Bahan yang Tersedia:
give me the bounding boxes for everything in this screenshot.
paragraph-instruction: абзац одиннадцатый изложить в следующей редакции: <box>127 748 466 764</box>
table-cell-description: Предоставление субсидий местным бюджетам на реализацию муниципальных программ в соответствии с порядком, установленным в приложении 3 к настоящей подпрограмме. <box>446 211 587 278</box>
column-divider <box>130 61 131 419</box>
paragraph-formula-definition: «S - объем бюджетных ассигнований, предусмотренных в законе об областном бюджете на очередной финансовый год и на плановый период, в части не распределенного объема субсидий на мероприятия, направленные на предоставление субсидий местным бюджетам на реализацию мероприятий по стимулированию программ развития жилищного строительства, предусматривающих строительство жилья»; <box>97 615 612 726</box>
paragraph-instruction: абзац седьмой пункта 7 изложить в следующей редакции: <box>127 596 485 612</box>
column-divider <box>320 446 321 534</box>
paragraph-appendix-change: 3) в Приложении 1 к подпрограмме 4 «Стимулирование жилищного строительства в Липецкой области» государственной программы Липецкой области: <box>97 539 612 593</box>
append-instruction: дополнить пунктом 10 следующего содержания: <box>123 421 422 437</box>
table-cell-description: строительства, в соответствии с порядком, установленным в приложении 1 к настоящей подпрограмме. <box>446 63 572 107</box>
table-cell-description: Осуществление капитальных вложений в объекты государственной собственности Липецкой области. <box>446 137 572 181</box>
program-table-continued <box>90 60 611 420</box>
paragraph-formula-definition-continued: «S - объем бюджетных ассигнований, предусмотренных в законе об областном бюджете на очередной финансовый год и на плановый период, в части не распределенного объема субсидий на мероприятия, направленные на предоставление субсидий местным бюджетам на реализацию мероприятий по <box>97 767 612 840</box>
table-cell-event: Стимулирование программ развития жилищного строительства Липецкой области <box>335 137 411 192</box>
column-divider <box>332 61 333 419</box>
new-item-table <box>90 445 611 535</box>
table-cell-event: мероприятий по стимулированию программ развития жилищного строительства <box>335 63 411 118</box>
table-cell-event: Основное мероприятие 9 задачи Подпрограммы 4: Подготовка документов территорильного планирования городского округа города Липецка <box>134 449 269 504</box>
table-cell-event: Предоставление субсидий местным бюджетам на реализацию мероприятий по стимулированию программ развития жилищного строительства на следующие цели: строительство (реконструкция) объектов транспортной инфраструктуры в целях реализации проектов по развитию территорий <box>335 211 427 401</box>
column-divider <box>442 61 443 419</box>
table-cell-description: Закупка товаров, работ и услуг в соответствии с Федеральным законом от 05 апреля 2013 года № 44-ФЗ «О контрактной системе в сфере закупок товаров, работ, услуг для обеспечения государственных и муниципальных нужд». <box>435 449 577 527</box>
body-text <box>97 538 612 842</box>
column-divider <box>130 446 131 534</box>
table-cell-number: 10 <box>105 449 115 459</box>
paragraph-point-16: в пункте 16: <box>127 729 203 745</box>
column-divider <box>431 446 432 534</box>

Tugas Singkat: Tuliskan semua butir di atas sebagai tabel Markdown dengan kolom "No." untuk nomor urut dan kolom "Baris" untuk isi setiap baris. Baris kosong tidak perlu dimasukkan.

Hasil Latihan:
| No. | Baris |
|---|---|
| 1 | give me the bounding boxes for everything in this screenshot. |
| 2 | paragraph-instruction: абзац одиннадцатый изложить в следующей редакции: <box>127 748 466 764</box> |
| 3 | table-cell-description: Предоставление субсидий местным бюджетам на реализацию муниципальных программ в соответствии с порядком, установленным в приложении 3 к настоящей подпрограмме. <box>446 211 587 278</box> |
| 4 | column-divider <box>130 61 131 419</box> |
| 5 | paragraph-formula-definition: «S - объем бюджетных ассигнований, предусмотренных в законе об областном бюджете на очередной финансовый год и на плановый период, в части не распределенного объема субсидий на мероприятия, направленные на предоставление субсидий местным бюджетам на реализацию мероприятий по стимулированию программ развития жилищного строительства, предусматривающих строительство жилья»; <box>97 615 612 726</box> |
| 6 | paragraph-instruction: абзац седьмой пункта 7 изложить в следующей редакции: <box>127 596 485 612</box> |
| 7 | column-divider <box>320 446 321 534</box> |
| 8 | paragraph-appendix-change: 3) в Приложении 1 к подпрограмме 4 «Стимулирование жилищного строительства в Липецкой области» государственной программы Липецкой области: <box>97 539 612 593</box> |
| 9 | append-instruction: дополнить пунктом 10 следующего содержания: <box>123 421 422 437</box> |
| 10 | table-cell-description: строительства, в соответствии с порядком, установленным в приложении 1 к настоящей подпрограмме. <box>446 63 572 107</box> |
| 11 | table-cell-description: Осуществление капитальных вложений в объекты государственной собственности Липецкой области. <box>446 137 572 181</box> |
| 12 | program-table-continued <box>90 60 611 420</box> |
| 13 | paragraph-formula-definition-continued: «S - объем бюджетных ассигнований, предусмотренных в законе об областном бюджете на очередной финансовый год и на плановый период, в части не распределенного объема субсидий на мероприятия, направленные на предоставление субсидий местным бюджетам на реализацию мероприятий по <box>97 767 612 840</box> |
| 14 | table-cell-event: Стимулирование программ развития жилищного строительства Липецкой области <box>335 137 411 192</box> |
| 15 | column-divider <box>332 61 333 419</box> |
| 16 | new-item-table <box>90 445 611 535</box> |
| 17 | table-cell-event: мероприятий по стимулированию программ развития жилищного строительства <box>335 63 411 118</box> |
| 18 | table-cell-event: Основное мероприятие 9 задачи Подпрограммы 4: Подготовка документов территорильного планирования городского округа города Липецка <box>134 449 269 504</box> |
| 19 | table-cell-event: Предоставление субсидий местным бюджетам на реализацию мероприятий по стимулированию программ развития жилищного строительства на следующие цели: строительство (реконструкция) объектов транспортной инфраструктуры в целях реализации проектов по развитию территорий <box>335 211 427 401</box> |
| 20 | column-divider <box>442 61 443 419</box> |
| 21 | table-cell-description: Закупка товаров, работ и услуг в соответствии с Федеральным законом от 05 апреля 2013 года № 44-ФЗ «О контрактной системе в сфере закупок товаров, работ, услуг для обеспечения государственных и муниципальных нужд». <box>435 449 577 527</box> |
| 22 | body-text <box>97 538 612 842</box> |
| 23 | column-divider <box>130 446 131 534</box> |
| 24 | table-cell-number: 10 <box>105 449 115 459</box> |
| 25 | paragraph-point-16: в пункте 16: <box>127 729 203 745</box> |
| 26 | column-divider <box>431 446 432 534</box> |